§ The task
Lines holding the string "Mikail" are the ones to copy; find them all in the data.

Source data:
━━━━━━━━━━━━━━━━━━━━━━━━━━━━━━

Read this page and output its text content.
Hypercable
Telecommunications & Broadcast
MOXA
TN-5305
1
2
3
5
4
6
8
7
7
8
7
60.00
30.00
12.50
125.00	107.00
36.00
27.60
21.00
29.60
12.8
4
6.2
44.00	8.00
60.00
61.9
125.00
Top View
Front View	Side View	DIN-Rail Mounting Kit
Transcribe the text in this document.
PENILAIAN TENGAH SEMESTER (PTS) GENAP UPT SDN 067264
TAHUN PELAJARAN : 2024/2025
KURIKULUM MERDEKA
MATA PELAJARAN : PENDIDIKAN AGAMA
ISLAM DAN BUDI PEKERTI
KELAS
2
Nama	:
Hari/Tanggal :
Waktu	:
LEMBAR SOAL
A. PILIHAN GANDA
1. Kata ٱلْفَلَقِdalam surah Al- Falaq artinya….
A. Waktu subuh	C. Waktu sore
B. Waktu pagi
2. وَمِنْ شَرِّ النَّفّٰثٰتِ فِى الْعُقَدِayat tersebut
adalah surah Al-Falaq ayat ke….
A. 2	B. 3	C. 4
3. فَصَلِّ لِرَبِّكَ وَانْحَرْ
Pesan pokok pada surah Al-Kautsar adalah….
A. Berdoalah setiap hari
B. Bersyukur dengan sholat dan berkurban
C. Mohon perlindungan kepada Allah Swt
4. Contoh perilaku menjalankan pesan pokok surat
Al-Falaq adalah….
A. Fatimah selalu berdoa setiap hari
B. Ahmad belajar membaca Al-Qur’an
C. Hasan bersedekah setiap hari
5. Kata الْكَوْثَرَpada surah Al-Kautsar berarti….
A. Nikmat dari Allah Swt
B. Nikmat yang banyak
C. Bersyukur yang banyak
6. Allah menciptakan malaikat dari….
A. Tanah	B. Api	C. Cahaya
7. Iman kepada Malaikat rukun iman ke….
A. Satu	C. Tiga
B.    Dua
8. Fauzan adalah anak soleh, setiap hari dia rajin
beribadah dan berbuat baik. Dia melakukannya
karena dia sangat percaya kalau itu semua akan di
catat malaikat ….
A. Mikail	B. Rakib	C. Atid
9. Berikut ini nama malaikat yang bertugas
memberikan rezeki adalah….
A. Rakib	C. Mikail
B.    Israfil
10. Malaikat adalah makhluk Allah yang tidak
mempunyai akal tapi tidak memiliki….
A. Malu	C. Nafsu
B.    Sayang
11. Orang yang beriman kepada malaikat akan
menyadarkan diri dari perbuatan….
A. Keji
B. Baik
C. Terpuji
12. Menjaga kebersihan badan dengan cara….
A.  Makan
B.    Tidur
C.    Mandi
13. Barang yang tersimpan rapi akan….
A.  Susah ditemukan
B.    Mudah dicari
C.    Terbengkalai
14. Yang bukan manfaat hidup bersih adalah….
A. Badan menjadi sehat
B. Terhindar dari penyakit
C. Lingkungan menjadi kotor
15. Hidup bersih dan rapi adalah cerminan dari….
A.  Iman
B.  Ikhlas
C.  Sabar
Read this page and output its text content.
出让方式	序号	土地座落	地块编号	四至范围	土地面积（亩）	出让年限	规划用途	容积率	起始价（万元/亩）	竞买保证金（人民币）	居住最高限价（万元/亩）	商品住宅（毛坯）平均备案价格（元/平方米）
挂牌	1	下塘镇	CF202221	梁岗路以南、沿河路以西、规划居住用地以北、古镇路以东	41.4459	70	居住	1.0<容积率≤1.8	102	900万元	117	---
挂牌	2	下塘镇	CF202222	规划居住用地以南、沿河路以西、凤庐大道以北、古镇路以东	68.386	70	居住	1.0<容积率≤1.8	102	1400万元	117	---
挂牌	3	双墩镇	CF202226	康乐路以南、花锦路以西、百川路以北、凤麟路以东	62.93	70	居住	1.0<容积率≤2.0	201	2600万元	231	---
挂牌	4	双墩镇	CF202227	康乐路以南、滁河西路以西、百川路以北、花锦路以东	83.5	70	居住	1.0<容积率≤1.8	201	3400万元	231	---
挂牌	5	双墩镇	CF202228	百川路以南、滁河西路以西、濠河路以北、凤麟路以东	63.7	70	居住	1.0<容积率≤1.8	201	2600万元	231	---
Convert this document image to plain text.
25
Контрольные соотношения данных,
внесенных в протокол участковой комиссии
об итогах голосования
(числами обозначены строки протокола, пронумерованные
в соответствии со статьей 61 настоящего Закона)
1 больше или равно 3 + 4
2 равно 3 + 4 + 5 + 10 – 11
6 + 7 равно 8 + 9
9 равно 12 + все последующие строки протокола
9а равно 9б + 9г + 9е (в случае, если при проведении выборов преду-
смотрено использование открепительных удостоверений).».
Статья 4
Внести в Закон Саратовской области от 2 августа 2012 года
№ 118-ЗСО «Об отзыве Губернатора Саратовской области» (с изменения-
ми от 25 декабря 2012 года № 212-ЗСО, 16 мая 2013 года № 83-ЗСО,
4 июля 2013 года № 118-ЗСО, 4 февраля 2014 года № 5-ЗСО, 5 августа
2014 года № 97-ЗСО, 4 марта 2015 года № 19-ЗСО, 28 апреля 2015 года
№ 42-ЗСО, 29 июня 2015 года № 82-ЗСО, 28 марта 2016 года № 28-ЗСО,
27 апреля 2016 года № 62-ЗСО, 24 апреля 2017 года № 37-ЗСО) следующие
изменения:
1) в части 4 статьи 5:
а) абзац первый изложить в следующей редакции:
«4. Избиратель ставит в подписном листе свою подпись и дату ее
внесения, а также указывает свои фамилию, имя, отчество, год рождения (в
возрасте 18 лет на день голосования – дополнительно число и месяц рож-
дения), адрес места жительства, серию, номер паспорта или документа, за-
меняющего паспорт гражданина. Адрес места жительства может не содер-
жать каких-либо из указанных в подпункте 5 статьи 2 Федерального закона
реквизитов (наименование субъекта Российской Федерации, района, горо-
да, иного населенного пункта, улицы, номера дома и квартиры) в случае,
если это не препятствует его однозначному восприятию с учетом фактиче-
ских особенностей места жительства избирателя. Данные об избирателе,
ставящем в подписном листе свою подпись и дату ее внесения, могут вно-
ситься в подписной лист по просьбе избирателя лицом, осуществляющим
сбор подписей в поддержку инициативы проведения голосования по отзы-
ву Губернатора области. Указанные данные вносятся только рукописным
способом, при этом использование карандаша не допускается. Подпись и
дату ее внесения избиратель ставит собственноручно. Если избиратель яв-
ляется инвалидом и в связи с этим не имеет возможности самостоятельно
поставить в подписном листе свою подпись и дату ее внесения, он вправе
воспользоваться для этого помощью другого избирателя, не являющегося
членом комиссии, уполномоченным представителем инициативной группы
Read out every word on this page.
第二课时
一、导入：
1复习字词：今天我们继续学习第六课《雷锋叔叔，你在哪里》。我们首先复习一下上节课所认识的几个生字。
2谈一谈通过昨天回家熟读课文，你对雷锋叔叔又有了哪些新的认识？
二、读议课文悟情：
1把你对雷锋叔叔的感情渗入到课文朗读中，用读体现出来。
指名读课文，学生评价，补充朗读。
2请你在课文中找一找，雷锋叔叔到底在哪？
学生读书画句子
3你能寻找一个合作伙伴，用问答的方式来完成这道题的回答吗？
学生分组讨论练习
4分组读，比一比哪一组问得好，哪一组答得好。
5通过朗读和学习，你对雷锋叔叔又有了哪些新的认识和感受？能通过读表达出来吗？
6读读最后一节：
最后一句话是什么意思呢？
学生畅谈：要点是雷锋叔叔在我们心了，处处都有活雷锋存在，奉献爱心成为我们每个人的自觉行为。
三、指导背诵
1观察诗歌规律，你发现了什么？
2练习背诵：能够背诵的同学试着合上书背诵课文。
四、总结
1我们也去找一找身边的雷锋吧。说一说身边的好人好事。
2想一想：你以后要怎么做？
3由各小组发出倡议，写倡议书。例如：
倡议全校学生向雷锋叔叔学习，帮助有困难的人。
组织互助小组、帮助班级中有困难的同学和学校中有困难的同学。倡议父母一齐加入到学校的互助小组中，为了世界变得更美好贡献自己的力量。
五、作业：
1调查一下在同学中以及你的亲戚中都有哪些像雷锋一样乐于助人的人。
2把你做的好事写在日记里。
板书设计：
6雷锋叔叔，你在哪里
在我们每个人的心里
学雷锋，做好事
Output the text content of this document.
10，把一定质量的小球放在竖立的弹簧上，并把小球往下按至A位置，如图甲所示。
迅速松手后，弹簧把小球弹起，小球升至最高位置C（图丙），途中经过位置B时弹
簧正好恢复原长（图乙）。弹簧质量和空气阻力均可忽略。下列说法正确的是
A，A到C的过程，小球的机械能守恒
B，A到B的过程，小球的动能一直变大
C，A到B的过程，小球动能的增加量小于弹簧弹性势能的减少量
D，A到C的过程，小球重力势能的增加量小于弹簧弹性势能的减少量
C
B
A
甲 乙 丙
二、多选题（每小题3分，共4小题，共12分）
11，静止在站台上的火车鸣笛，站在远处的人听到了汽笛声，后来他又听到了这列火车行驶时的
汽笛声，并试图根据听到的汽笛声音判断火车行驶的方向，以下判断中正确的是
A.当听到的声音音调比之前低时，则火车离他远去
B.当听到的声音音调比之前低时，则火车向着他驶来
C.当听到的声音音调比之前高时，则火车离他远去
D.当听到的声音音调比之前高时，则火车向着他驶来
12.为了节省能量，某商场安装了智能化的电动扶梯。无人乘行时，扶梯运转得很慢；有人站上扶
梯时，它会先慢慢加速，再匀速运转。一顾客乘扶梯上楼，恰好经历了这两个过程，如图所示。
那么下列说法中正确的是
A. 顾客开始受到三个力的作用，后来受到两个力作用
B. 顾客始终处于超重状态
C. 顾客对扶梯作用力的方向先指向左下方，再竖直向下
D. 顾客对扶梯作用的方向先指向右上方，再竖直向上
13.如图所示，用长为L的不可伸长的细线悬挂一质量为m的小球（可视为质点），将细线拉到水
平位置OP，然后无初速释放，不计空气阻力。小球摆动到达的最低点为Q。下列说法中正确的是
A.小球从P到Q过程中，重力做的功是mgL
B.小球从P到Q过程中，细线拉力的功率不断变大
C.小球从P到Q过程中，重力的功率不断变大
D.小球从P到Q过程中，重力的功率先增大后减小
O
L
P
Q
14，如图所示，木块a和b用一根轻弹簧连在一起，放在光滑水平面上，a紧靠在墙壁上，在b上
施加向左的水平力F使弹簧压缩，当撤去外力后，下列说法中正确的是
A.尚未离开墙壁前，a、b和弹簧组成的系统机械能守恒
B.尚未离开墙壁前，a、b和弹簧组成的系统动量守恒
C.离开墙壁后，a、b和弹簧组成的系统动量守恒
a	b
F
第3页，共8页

━━━━━━━━━━━━━━━━━━━━━━━━━━━━━━

§ Response to this task
A. Mikail	B. Rakib	C. Atid
A. Rakib	C. Mikail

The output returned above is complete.